(Study text Opens)

Need for a Safe Harbor
Sometimes, strain in healthcare does not come from a single crisis.
It comes from uncertainty that never resolves.
In recent weeks, news coverage has focused on congressional gridlock around Affordable Care Act subsidies. Coverage levels may change. Premiums may rise. Some people may delay or lose access to care. These discussions often center on numbers, budgets, or political outcomes.
But another part of the story is easier to miss.
How Policy Uncertainty Reaches the Exam Room
For care workers, policy uncertainty shows up quietly — in exam rooms, hospital beds, and conversations that are hard to finish.
A patient asks whether they should start a treatment now or wait. A clinician hesitates, not because they don’t know what good care looks like, but because they don’t know whether the system will support that care next month.
This kind of uncertainty creates soft signals:
- Ethical discomfort
- Persitent unease
- A feeling of being pulled between what is right and what is possible
These signals are often small. They don’t announce themselves as emergencies. They accumulate.
The Quiet Threshold of Moral Injury
When coverage fluctuates, care workers may begin adjusting plans, shortening conversations, or offering less than they know would be best — not because they don’t care, but because the system around them is unstable.
Over time, something important happens.
A threshold is crossed quietly.
Care workers may begin to feel they are participating in harm they did not choose and cannot prevent. They carry responsibility for explaining limits they did not create. They absorb the emotional weight of decisions made far upstream.
This is not burnout.
This is moral injury in care workers — the distress that arises when people are repeatedly forced to act against their own standards of care.
Why Moral Injury Needs a Safe Harbor
At My28Days®, we pay attention to early signals like these.
Not to judge them.
Not to fix them.
Not to rush past them.
But to allow them to be noticed before they harden into injury.
Moral injury does not start with collapse. It starts when ethical signals have nowhere to go.
Sometimes, what people need first is not an answer — but a place where those signals can be acknowledged, held, and understood.

(Study text Closes)
(Entries supplied Opens)

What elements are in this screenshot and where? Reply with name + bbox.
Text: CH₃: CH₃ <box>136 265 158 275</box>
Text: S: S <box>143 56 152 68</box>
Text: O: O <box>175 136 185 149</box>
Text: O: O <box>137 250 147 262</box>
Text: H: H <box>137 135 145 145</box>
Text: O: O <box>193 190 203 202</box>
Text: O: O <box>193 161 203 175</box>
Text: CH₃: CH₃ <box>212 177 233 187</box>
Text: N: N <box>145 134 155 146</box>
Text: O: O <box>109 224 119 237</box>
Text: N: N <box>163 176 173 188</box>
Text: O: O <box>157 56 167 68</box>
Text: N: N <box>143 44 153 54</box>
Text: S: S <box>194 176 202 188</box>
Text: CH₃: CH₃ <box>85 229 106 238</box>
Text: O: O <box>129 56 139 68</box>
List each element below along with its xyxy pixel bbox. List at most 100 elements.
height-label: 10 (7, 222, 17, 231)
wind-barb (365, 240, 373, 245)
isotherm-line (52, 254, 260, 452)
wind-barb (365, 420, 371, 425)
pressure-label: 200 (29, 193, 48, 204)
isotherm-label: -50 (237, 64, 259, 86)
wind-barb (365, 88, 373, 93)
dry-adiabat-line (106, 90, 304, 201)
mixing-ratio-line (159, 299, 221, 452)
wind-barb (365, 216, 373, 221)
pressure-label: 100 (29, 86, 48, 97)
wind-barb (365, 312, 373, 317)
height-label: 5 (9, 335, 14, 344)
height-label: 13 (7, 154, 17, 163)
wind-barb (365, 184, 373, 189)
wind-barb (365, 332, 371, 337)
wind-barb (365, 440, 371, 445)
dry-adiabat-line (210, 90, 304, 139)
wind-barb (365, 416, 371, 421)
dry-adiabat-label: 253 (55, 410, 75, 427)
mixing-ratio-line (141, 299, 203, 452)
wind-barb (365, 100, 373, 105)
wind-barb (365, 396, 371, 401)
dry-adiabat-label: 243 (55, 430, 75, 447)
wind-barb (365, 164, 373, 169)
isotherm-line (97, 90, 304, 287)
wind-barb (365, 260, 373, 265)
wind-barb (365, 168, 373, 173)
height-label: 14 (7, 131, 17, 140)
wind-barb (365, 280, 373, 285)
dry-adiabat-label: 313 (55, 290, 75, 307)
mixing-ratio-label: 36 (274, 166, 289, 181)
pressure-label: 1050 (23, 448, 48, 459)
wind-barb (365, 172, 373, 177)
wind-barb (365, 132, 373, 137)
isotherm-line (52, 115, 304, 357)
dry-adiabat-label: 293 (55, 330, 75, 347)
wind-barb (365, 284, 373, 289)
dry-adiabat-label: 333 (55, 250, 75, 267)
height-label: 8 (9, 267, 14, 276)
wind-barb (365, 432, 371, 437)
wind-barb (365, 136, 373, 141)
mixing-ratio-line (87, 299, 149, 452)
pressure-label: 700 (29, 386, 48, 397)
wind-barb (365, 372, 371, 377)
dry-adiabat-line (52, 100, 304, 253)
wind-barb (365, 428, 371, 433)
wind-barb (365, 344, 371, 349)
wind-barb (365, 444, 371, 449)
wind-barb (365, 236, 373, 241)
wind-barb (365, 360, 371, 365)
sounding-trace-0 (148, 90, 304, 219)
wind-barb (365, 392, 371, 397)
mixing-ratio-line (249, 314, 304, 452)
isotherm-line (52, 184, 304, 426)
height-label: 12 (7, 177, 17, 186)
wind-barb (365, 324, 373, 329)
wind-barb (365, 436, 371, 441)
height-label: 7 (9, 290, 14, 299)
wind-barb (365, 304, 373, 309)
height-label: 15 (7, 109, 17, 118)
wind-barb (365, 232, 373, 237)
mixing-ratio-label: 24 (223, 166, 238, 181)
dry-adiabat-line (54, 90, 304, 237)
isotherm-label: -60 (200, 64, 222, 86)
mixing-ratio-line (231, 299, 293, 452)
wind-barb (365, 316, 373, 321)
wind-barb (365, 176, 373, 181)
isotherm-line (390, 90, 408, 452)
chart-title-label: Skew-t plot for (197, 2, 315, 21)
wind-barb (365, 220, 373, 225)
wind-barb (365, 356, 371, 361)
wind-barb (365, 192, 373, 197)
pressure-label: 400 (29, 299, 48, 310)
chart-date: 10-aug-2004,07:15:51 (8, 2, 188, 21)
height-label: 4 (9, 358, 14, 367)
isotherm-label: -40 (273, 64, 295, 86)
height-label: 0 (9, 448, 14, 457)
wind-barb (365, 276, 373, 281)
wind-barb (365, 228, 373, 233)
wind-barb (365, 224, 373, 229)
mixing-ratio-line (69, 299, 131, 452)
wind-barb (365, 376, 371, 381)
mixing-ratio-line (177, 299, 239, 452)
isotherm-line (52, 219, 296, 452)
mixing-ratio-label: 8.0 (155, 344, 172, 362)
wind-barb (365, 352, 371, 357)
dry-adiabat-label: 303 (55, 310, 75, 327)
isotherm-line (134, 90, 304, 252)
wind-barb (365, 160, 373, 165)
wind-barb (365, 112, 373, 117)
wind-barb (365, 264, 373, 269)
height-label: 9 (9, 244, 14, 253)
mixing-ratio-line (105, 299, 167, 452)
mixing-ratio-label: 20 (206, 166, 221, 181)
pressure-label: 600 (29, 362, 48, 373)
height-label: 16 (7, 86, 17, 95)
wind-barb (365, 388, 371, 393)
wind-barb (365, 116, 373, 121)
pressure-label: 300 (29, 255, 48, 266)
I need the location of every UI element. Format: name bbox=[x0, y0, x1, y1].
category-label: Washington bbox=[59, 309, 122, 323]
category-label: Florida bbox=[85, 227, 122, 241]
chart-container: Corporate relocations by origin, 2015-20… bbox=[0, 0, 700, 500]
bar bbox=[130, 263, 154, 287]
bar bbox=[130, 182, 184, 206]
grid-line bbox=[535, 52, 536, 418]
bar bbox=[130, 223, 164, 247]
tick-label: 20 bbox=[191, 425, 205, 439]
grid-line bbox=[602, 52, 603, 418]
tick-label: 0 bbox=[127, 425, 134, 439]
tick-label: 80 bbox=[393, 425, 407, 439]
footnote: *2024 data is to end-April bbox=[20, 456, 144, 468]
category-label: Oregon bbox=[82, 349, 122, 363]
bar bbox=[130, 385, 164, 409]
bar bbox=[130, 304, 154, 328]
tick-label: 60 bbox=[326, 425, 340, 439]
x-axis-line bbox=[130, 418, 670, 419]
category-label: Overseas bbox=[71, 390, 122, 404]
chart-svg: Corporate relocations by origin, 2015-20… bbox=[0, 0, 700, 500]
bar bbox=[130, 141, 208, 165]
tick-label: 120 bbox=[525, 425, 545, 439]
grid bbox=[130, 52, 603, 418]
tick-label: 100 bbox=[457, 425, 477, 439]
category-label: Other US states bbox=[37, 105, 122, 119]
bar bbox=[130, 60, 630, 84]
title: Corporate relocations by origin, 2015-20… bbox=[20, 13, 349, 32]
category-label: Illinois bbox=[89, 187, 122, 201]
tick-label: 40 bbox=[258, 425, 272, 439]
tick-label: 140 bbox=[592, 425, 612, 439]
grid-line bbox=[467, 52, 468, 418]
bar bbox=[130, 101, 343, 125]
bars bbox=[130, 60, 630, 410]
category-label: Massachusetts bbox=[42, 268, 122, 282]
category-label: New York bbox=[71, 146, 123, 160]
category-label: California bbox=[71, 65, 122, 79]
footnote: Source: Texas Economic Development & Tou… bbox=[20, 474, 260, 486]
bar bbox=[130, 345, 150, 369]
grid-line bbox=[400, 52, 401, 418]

(Entries supplied Closes)

Task statement: According to the text titled "Need for a Safe Harbor," what is moral injury in care workers?

Response: It is the distress that arises when people are repeatedly forced to act against their own standards of care.